- **TASK GOAL**
All lines holding the string "structured" are to be shown.

[START OF THE INPUT]

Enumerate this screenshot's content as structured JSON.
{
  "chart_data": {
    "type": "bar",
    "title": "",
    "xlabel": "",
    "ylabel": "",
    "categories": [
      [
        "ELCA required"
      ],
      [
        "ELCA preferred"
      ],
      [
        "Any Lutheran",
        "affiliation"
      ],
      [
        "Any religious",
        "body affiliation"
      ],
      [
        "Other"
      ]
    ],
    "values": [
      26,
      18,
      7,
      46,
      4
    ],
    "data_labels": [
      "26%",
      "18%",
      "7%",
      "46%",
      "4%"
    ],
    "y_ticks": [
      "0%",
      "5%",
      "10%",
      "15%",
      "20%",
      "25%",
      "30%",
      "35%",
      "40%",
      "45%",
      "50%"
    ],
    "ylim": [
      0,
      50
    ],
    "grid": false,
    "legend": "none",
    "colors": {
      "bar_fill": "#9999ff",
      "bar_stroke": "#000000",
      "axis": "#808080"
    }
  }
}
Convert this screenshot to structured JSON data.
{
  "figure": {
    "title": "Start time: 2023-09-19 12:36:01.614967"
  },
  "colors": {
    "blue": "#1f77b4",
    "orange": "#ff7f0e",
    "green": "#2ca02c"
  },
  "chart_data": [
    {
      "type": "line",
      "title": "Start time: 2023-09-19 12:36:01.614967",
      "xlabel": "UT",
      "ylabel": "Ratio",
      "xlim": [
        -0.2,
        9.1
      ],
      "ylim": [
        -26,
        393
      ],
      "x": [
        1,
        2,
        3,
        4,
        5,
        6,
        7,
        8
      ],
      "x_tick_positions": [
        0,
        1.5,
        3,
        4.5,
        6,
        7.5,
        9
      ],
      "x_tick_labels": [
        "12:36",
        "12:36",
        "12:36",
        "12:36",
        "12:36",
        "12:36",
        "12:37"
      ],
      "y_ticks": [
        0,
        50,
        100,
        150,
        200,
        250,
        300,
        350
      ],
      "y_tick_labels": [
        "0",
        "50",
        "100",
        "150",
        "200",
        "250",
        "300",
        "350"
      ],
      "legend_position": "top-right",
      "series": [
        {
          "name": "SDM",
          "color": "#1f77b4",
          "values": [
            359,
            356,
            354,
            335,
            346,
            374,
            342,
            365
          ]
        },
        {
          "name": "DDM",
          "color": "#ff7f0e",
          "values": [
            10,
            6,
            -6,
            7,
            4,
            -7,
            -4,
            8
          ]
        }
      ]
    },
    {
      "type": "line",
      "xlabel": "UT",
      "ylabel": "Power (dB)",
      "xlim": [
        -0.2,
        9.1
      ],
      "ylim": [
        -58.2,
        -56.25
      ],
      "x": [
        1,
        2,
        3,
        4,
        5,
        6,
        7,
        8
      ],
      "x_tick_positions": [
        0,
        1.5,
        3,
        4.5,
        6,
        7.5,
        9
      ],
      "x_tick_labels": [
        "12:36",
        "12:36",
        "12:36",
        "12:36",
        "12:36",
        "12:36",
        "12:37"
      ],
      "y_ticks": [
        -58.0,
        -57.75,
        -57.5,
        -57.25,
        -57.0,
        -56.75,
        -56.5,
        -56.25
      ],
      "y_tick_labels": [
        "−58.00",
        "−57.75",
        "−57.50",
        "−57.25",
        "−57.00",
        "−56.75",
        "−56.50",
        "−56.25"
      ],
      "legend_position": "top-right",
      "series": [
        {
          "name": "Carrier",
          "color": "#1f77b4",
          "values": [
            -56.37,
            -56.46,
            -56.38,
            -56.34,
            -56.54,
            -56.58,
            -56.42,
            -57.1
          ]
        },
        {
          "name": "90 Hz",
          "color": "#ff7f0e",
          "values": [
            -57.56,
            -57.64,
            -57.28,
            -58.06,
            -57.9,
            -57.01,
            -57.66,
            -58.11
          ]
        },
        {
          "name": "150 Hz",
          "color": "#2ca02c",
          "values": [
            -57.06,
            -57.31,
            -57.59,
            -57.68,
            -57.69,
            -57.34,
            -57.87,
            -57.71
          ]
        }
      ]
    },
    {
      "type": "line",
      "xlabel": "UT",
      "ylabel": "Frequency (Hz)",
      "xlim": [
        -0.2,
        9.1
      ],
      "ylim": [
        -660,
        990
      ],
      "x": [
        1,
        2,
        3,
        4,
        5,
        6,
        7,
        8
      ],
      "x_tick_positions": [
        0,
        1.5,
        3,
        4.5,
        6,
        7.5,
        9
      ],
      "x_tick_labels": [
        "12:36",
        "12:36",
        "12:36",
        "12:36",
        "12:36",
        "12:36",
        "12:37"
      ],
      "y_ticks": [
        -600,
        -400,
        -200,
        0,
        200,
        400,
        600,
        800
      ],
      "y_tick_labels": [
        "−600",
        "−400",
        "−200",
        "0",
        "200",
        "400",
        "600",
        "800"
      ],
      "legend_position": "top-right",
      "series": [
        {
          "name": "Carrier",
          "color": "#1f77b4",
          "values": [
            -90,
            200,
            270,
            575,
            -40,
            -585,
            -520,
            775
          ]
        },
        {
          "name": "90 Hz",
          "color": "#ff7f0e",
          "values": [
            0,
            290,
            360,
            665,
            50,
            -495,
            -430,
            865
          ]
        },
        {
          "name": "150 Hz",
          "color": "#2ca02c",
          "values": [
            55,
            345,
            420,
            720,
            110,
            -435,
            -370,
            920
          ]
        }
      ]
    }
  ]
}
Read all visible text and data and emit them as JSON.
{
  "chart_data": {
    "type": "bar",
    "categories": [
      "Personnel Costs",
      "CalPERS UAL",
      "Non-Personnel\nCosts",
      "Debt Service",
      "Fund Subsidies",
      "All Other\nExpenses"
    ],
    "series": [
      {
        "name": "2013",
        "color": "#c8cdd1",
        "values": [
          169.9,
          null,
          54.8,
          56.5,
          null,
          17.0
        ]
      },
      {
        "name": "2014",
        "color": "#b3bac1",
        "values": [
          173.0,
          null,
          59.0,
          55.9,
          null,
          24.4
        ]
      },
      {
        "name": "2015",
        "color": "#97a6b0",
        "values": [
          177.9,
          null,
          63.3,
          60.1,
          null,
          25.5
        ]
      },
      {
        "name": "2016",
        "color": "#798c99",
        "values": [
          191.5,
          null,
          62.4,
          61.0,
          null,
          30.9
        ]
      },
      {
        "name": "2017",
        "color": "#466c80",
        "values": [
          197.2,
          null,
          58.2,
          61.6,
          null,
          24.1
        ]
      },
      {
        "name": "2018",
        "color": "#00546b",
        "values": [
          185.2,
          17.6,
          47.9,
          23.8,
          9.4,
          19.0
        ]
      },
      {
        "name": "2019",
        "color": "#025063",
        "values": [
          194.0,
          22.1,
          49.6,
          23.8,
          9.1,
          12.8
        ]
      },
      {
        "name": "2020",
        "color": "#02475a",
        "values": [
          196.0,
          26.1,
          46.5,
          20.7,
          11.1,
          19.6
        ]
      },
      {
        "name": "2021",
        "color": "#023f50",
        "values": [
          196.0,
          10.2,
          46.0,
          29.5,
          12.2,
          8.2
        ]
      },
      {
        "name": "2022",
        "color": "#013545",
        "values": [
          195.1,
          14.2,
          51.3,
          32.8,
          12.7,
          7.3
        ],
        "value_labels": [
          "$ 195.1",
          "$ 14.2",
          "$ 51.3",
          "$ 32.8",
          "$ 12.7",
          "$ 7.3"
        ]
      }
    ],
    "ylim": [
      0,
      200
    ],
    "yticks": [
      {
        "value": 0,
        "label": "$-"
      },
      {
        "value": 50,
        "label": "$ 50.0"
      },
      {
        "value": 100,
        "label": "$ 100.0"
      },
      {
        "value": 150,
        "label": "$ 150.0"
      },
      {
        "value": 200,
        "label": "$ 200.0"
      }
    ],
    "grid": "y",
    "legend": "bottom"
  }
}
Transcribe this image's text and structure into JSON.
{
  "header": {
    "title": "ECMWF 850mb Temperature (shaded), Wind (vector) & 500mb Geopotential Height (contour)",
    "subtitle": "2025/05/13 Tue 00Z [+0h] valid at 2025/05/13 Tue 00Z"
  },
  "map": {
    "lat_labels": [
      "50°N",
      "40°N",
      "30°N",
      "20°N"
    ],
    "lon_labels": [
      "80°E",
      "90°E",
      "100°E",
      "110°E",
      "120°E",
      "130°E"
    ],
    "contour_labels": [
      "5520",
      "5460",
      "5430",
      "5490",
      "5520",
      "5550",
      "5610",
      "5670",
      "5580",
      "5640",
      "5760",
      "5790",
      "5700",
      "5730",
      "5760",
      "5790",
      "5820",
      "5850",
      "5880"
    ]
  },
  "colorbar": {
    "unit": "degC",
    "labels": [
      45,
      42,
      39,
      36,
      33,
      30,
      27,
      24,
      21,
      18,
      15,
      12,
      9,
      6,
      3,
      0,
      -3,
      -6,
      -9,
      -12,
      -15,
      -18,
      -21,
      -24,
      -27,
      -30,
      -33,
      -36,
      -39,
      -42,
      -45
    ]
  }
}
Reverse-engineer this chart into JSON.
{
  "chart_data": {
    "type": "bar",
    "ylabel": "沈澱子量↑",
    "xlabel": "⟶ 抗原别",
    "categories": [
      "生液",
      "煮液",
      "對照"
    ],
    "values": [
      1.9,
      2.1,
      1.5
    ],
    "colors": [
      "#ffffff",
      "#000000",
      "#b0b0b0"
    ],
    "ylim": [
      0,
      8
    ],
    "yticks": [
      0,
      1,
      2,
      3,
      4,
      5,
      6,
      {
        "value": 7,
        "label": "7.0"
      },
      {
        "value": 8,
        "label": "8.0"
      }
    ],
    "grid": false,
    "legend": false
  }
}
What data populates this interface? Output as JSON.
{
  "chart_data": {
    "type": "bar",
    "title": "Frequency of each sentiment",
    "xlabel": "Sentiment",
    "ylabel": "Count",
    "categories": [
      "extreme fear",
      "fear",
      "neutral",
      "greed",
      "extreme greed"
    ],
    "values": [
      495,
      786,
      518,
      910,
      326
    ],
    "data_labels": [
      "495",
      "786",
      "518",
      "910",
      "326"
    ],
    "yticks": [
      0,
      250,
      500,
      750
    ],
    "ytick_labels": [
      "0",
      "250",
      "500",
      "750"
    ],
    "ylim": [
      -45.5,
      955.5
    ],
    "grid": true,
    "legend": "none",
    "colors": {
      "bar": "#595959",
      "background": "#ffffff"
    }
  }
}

[END OF THE INPUT]

- **ANSWER**
Enumerate this screenshot's content as structured JSON.
Convert this screenshot to structured JSON data.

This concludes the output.